— PROBLEM REQUIREMENTS —
Reproduce each line that includes the word "title".
** Start of DATA SHOWN **
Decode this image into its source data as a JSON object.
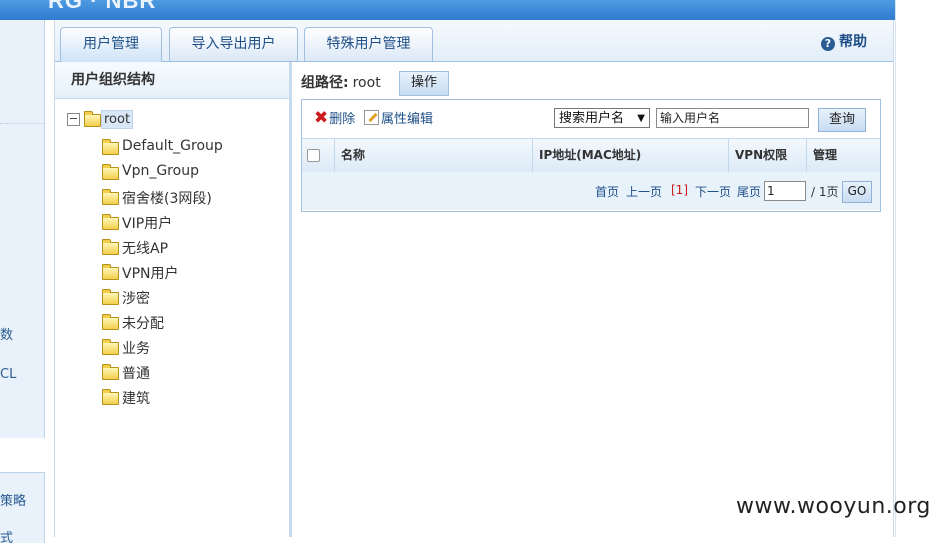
{
  "header": {
    "logo": "RG · NBR"
  },
  "leftnav": {
    "fragments": [
      "",
      "数",
      "CL",
      "策略",
      "式"
    ]
  },
  "tabs": [
    {
      "label": "用户管理",
      "active": true
    },
    {
      "label": "导入导出用户",
      "active": false
    },
    {
      "label": "特殊用户管理",
      "active": false
    }
  ],
  "help": {
    "label": "帮助"
  },
  "tree": {
    "title": "用户组织结构",
    "root": "root",
    "children": [
      "Default_Group",
      "Vpn_Group",
      "宿舍楼(3网段)",
      "VIP用户",
      "无线AP",
      "VPN用户",
      "涉密",
      "未分配",
      "业务",
      "普通",
      "建筑"
    ]
  },
  "path": {
    "label": "组路径:",
    "value": "root",
    "op_button": "操作"
  },
  "toolbar": {
    "delete_label": "删除",
    "edit_label": "属性编辑",
    "search_select": "搜索用户名",
    "search_input": "输入用户名",
    "query_button": "查询"
  },
  "table": {
    "columns": [
      "名称",
      "IP地址(MAC地址)",
      "VPN权限",
      "管理"
    ]
  },
  "pager": {
    "first": "首页",
    "prev": "上一页",
    "current": "[1]",
    "next": "下一页",
    "last": "尾页",
    "page_value": "1",
    "total": "/ 1页",
    "go": "GO"
  },
  "watermark": "www.wooyun.org"
}
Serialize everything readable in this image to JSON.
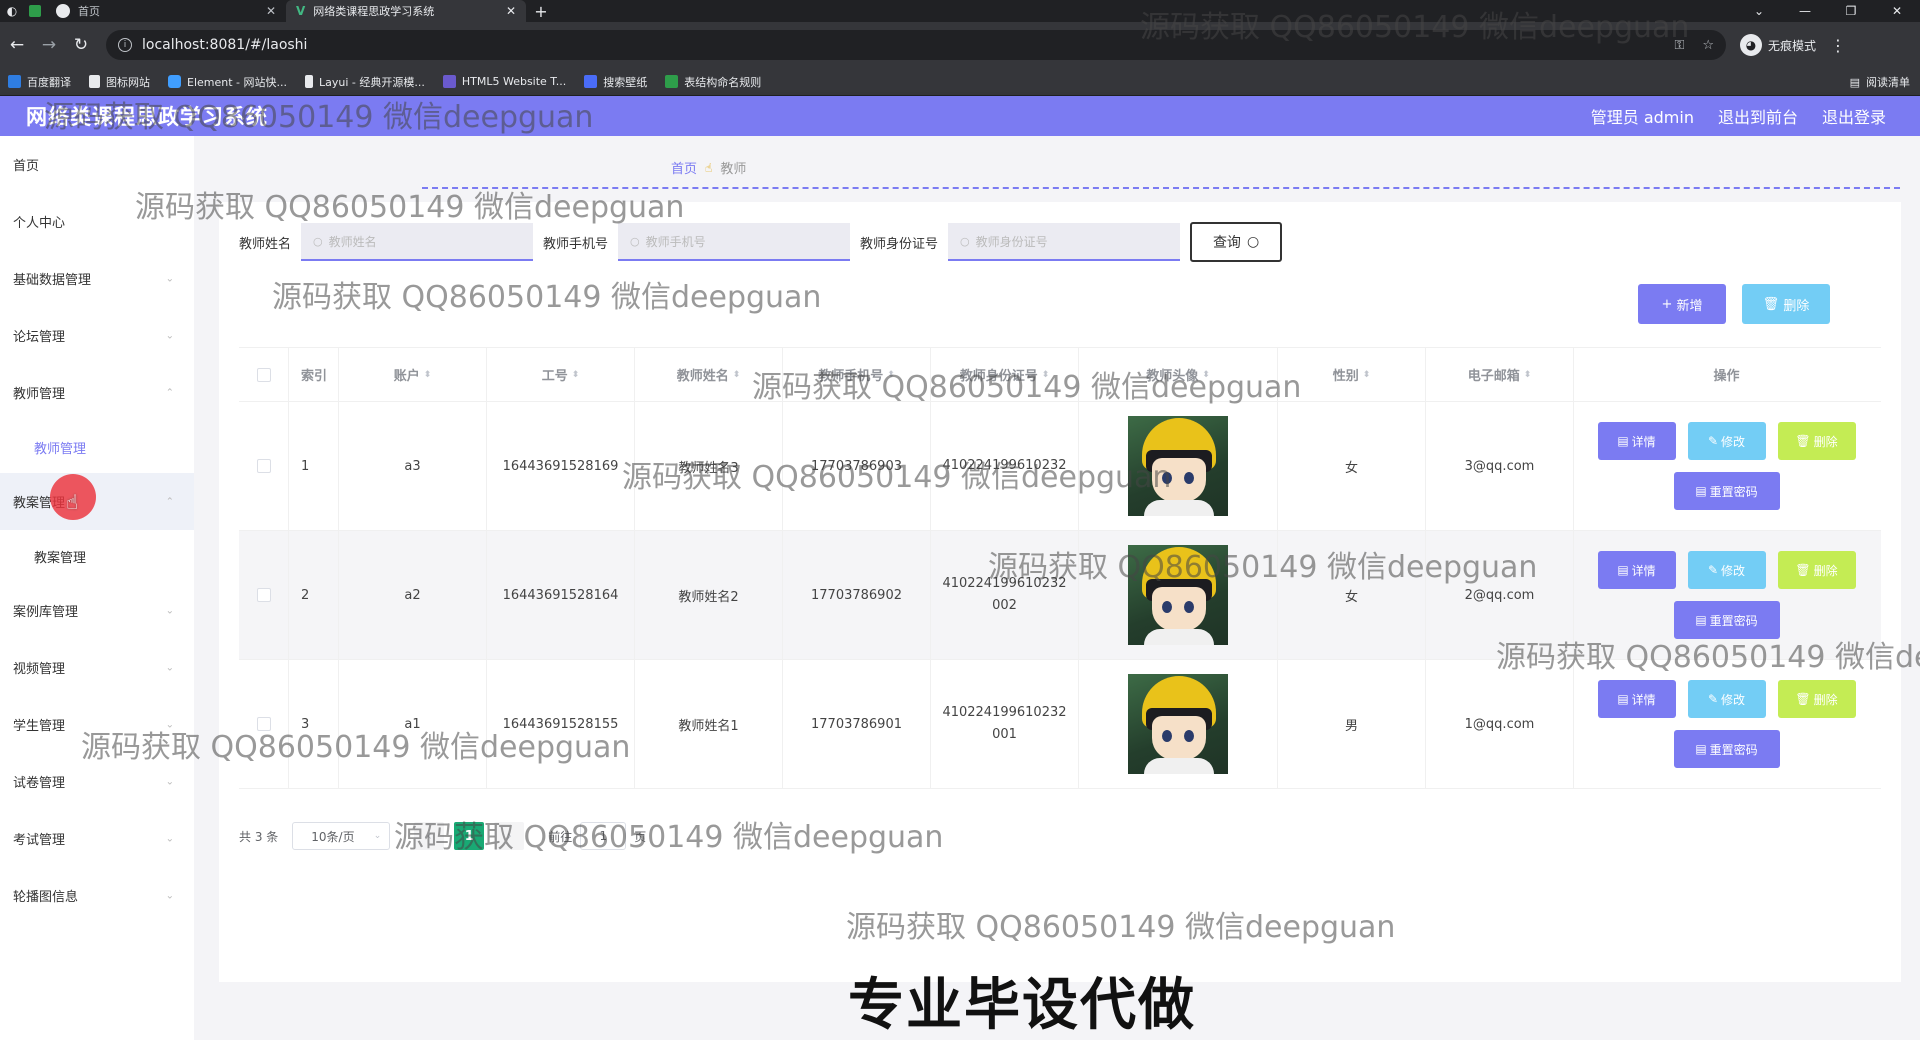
{
  "browser": {
    "tabs": [
      {
        "title": "首页"
      },
      {
        "title": "网络类课程思政学习系统"
      }
    ],
    "url": "localhost:8081/#/laoshi",
    "incognito_label": "无痕模式",
    "bookmarks": [
      "百度翻译",
      "图标网站",
      "Element - 网站快...",
      "Layui - 经典开源模...",
      "HTML5 Website T...",
      "搜索壁纸",
      "表结构命名规则"
    ],
    "reading_list": "阅读清单",
    "colors": {
      "chrome_bg": "#35363a",
      "tabbar_bg": "#202124"
    }
  },
  "header": {
    "title": "网络类课程思政学习系统",
    "admin_label": "管理员 admin",
    "front_link": "退出到前台",
    "logout_link": "退出登录",
    "color": "#7b7bf2"
  },
  "sidebar": {
    "items": [
      {
        "label": "首页"
      },
      {
        "label": "个人中心"
      },
      {
        "label": "基础数据管理"
      },
      {
        "label": "论坛管理"
      },
      {
        "label": "教师管理",
        "sub": "教师管理"
      },
      {
        "label": "教案管理",
        "sub": "教案管理"
      },
      {
        "label": "案例库管理"
      },
      {
        "label": "视频管理"
      },
      {
        "label": "学生管理"
      },
      {
        "label": "试卷管理"
      },
      {
        "label": "考试管理"
      },
      {
        "label": "轮播图信息"
      }
    ]
  },
  "breadcrumb": {
    "home": "首页",
    "current": "教师"
  },
  "search": {
    "name_label": "教师姓名",
    "name_placeholder": "教师姓名",
    "phone_label": "教师手机号",
    "phone_placeholder": "教师手机号",
    "id_label": "教师身份证号",
    "id_placeholder": "教师身份证号",
    "query_button": "查询"
  },
  "actions": {
    "add": "新增",
    "delete": "删除"
  },
  "table": {
    "headers": [
      "索引",
      "账户",
      "工号",
      "教师姓名",
      "教师手机号",
      "教师身份证号",
      "教师头像",
      "性别",
      "电子邮箱",
      "操作"
    ],
    "rows": [
      {
        "index": "1",
        "account": "a3",
        "job_no": "16443691528169",
        "name": "教师姓名3",
        "phone": "17703786903",
        "id_card": "410224199610232",
        "sex": "女",
        "email": "3@qq.com"
      },
      {
        "index": "2",
        "account": "a2",
        "job_no": "16443691528164",
        "name": "教师姓名2",
        "phone": "17703786902",
        "id_card": "410224199610232 002",
        "sex": "女",
        "email": "2@qq.com"
      },
      {
        "index": "3",
        "account": "a1",
        "job_no": "16443691528155",
        "name": "教师姓名1",
        "phone": "17703786901",
        "id_card": "410224199610232 001",
        "sex": "男",
        "email": "1@qq.com"
      }
    ],
    "ops": {
      "detail": "详情",
      "edit": "修改",
      "remove": "删除",
      "reset": "重置密码"
    }
  },
  "pager": {
    "total": "共 3 条",
    "page_size": "10条/页",
    "current": "1",
    "goto_prefix": "前往",
    "goto_value": "1",
    "goto_suffix": "页"
  },
  "watermark": {
    "text": "源码获取 QQ86050149 微信deepguan",
    "clipped": "源码获取 QQ86050149 微信de"
  },
  "promo": "专业毕设代做"
}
** End of DATA SHOWN **
— RESPONSE TO THIS TASK —
    "title": "用户组织结构",
        "title": "首页"
        "title": "网络类课程思政学习系统"
    "title": "网络类课程思政学习系统",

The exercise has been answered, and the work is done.